## EXERCISE AIM
Copy all the entries word for word, but omit the pictures.

## Records from a dataset
======

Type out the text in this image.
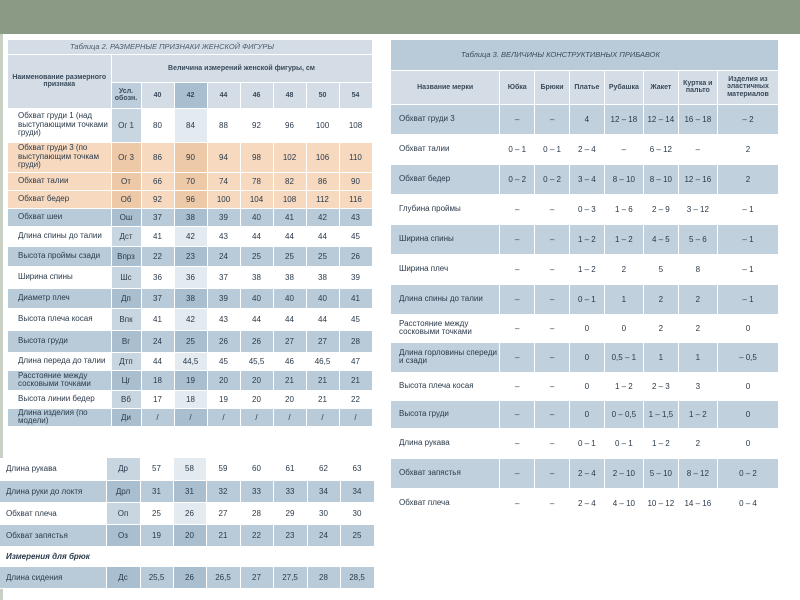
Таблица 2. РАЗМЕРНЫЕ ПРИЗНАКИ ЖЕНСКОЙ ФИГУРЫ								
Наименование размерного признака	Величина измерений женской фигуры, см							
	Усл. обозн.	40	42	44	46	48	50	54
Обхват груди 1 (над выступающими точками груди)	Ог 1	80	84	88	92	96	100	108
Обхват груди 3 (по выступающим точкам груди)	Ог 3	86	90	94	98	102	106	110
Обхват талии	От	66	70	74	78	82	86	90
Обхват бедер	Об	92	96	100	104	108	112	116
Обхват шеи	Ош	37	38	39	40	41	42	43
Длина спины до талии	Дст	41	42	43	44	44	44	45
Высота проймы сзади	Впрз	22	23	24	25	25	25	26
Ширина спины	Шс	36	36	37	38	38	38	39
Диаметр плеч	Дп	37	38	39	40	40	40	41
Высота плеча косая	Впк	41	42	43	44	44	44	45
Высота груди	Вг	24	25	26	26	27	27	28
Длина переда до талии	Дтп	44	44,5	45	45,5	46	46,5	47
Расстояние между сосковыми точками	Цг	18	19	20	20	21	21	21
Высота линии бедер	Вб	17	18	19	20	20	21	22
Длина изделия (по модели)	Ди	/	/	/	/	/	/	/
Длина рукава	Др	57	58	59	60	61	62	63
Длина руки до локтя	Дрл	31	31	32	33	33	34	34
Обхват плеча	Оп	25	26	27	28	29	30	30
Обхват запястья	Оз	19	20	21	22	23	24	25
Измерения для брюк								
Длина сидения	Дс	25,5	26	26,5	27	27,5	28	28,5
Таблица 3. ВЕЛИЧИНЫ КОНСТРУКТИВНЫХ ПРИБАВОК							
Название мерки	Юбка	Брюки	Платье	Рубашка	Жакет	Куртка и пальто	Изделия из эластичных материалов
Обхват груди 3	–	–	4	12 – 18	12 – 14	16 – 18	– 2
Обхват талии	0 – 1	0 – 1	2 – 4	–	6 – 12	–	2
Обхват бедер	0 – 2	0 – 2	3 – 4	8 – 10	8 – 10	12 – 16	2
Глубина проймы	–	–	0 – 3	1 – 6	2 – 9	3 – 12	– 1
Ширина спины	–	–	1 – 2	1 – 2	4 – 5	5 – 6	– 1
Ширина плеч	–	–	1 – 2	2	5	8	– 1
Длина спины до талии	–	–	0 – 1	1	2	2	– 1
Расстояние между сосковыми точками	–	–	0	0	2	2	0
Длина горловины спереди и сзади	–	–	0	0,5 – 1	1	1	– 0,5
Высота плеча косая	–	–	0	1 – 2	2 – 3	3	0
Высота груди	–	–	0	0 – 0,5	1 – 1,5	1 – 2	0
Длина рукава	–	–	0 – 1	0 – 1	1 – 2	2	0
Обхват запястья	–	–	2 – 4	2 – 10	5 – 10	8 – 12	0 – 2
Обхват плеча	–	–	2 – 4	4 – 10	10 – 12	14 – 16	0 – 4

======

## FINISHED ANSWER
Type out the text in this image.
Таблица 2. РАЗМЕРНЫЕ ПРИЗНАКИ ЖЕНСКОЙ ФИГУРЫ								
Наименование размерного признака	Величина измерений женской фигуры, см							
	Усл. обозн.	40	42	44	46	48	50	54
Обхват груди 1 (над выступающими точками груди)	Ог 1	80	84	88	92	96	100	108
Обхват груди 3 (по выступающим точкам груди)	Ог 3	86	90	94	98	102	106	110
Обхват талии	От	66	70	74	78	82	86	90
Обхват бедер	Об	92	96	100	104	108	112	116
Обхват шеи	Ош	37	38	39	40	41	42	43
Длина спины до талии	Дст	41	42	43	44	44	44	45
Высота проймы сзади	Впрз	22	23	24	25	25	25	26
Ширина спины	Шс	36	36	37	38	38	38	39
Диаметр плеч	Дп	37	38	39	40	40	40	41
Высота плеча косая	Впк	41	42	43	44	44	44	45
Высота груди	Вг	24	25	26	26	27	27	28
Длина переда до талии	Дтп	44	44,5	45	45,5	46	46,5	47
Расстояние между сосковыми точками	Цг	18	19	20	20	21	21	21
Высота линии бедер	Вб	17	18	19	20	20	21	22
Длина изделия (по модели)	Ди	/	/	/	/	/	/	/
Длина рукава	Др	57	58	59	60	61	62	63
Длина руки до локтя	Дрл	31	31	32	33	33	34	34
Обхват плеча	Оп	25	26	27	28	29	30	30
Обхват запястья	Оз	19	20	21	22	23	24	25
Измерения для брюк								
Длина сидения	Дс	25,5	26	26,5	27	27,5	28	28,5
Таблица 3. ВЕЛИЧИНЫ КОНСТРУКТИВНЫХ ПРИБАВОК							
Название мерки	Юбка	Брюки	Платье	Рубашка	Жакет	Куртка и пальто	Изделия из эластичных материалов
Обхват груди 3	–	–	4	12 – 18	12 – 14	16 – 18	– 2
Обхват талии	0 – 1	0 – 1	2 – 4	–	6 – 12	–	2
Обхват бедер	0 – 2	0 – 2	3 – 4	8 – 10	8 – 10	12 – 16	2
Глубина проймы	–	–	0 – 3	1 – 6	2 – 9	3 – 12	– 1
Ширина спины	–	–	1 – 2	1 – 2	4 – 5	5 – 6	– 1
Ширина плеч	–	–	1 – 2	2	5	8	– 1
Длина спины до талии	–	–	0 – 1	1	2	2	– 1
Расстояние между сосковыми точками	–	–	0	0	2	2	0
Длина горловины спереди и сзади	–	–	0	0,5 – 1	1	1	– 0,5
Высота плеча косая	–	–	0	1 – 2	2 – 3	3	0
Высота груди	–	–	0	0 – 0,5	1 – 1,5	1 – 2	0
Длина рукава	–	–	0 – 1	0 – 1	1 – 2	2	0
Обхват запястья	–	–	2 – 4	2 – 10	5 – 10	8 – 12	0 – 2
Обхват плеча	–	–	2 – 4	4 – 10	10 – 12	14 – 16	0 – 4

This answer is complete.